*** LISTED RECORDS ***

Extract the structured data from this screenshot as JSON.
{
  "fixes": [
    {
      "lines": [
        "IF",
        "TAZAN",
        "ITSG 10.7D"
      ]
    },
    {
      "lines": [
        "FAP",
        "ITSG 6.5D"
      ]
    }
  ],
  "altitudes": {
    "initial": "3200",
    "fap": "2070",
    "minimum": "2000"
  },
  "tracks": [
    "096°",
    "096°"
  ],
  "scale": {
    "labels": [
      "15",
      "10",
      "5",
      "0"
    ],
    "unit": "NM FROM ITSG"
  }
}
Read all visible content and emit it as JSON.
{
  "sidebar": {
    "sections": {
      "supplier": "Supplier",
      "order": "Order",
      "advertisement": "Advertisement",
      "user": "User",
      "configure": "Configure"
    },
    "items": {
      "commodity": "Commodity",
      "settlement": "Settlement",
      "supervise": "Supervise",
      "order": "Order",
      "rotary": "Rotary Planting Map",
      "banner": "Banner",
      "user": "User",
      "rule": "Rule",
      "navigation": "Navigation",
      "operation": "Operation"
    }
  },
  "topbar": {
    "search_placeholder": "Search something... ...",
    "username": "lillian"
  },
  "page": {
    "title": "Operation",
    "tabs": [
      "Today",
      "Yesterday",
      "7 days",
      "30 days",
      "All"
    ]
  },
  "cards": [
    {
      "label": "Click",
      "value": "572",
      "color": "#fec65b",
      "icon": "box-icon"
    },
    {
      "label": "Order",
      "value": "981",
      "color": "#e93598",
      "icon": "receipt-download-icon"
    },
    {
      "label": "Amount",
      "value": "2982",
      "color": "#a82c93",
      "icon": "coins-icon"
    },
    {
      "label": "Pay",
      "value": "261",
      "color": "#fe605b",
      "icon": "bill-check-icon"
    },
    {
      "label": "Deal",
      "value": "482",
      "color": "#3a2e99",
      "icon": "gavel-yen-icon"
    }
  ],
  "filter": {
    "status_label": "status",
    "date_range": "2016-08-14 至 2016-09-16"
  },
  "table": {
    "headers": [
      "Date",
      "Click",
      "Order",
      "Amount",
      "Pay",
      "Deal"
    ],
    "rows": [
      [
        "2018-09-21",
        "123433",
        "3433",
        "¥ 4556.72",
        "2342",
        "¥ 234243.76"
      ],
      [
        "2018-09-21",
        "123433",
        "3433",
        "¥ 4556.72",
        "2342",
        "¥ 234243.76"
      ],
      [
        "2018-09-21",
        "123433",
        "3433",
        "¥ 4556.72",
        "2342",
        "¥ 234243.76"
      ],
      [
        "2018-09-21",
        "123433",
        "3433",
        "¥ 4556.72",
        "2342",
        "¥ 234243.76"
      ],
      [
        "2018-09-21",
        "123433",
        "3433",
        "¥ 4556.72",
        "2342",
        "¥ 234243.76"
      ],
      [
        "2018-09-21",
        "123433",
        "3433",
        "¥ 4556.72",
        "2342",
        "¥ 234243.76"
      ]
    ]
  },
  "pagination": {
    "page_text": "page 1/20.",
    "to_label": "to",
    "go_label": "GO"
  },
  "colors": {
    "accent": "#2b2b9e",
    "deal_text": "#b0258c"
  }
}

***

• [WHAT IS REQUIRED] Search the preceding listing for "value" and extract every line where it is found.

• [EXERCISE RESULT]
      "value": "572",
      "value": "981",
      "value": "2982",
      "value": "261",
      "value": "482",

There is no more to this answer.